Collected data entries
======

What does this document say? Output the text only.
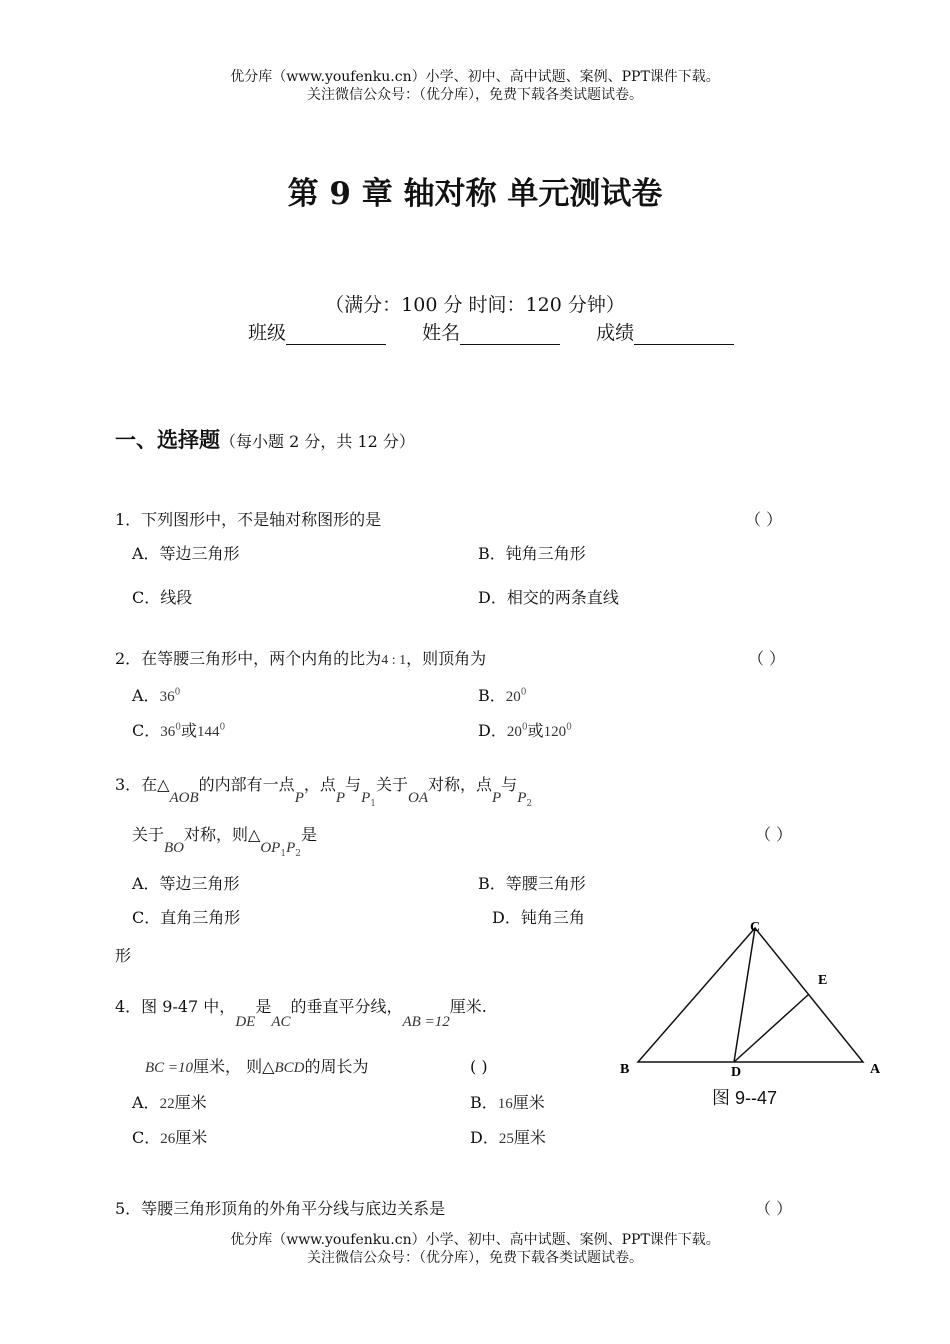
优分库（www.youfenku.cn）小学、初中、高中试题、案例、PPT课件下载。
关注微信公众号：（优分库），免费下载各类试题试卷。
第 9 章 轴对称 单元测试卷
（满分：100 分 时间：120 分钟）
班级	姓名	成绩
一、选择题（每小题 2 分，共 12 分）
1．下列图形中，不是轴对称图形的是	（ ）
A．等边三角形	B．钝角三角形
C．线段	D．相交的两条直线
2．在等腰三角形中，两个内角的比为4 : 1，则顶角为	（ ）
A．$36^0$	B．$20^0$
C．$36^0$或$144^0$	D．$20^0$或$120^0$
3．在△AOB的内部有一点P，点P与$P_1$关于OA对称，点P与$P_2$
关于BO对称，则$\triangle OP_1P_2$是	（ ）
A．等边三角形	B．等腰三角形
C．直角三角形	D．钝角三角
形
4．图 9-47 中，DE是AC的垂直平分线，AB =12厘米.
BC =10厘米， 则△BCD的周长为	( )
A．22厘米	B．16厘米
C．26厘米	D．25厘米
C
E
B	D	A
图 9--47
5．等腰三角形顶角的外角平分线与底边关系是	（ ）
优分库（www.youfenku.cn）小学、初中、高中试题、案例、PPT课件下载。
关注微信公众号：（优分库），免费下载各类试题试卷。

======

The records above should be reproduced exactly, with no pictures included.

TASK ANSWER
What does this document say? Output the text only.
优分库（www.youfenku.cn）小学、初中、高中试题、案例、PPT课件下载。
关注微信公众号：（优分库），免费下载各类试题试卷。
第 9 章 轴对称 单元测试卷
（满分：100 分 时间：120 分钟）
班级	姓名	成绩
一、选择题（每小题 2 分，共 12 分）
1．下列图形中，不是轴对称图形的是	（ ）
A．等边三角形	B．钝角三角形
C．线段	D．相交的两条直线
2．在等腰三角形中，两个内角的比为4 : 1，则顶角为	（ ）
A．$36^0$	B．$20^0$
C．$36^0$或$144^0$	D．$20^0$或$120^0$
3．在△AOB的内部有一点P，点P与$P_1$关于OA对称，点P与$P_2$
关于BO对称，则$\triangle OP_1P_2$是	（ ）
A．等边三角形	B．等腰三角形
C．直角三角形	D．钝角三角
形
4．图 9-47 中，DE是AC的垂直平分线，AB =12厘米.
BC =10厘米， 则△BCD的周长为	( )
A．22厘米	B．16厘米
C．26厘米	D．25厘米
C
E
B	D	A
图 9--47
5．等腰三角形顶角的外角平分线与底边关系是	（ ）
优分库（www.youfenku.cn）小学、初中、高中试题、案例、PPT课件下载。
关注微信公众号：（优分库），免费下载各类试题试卷。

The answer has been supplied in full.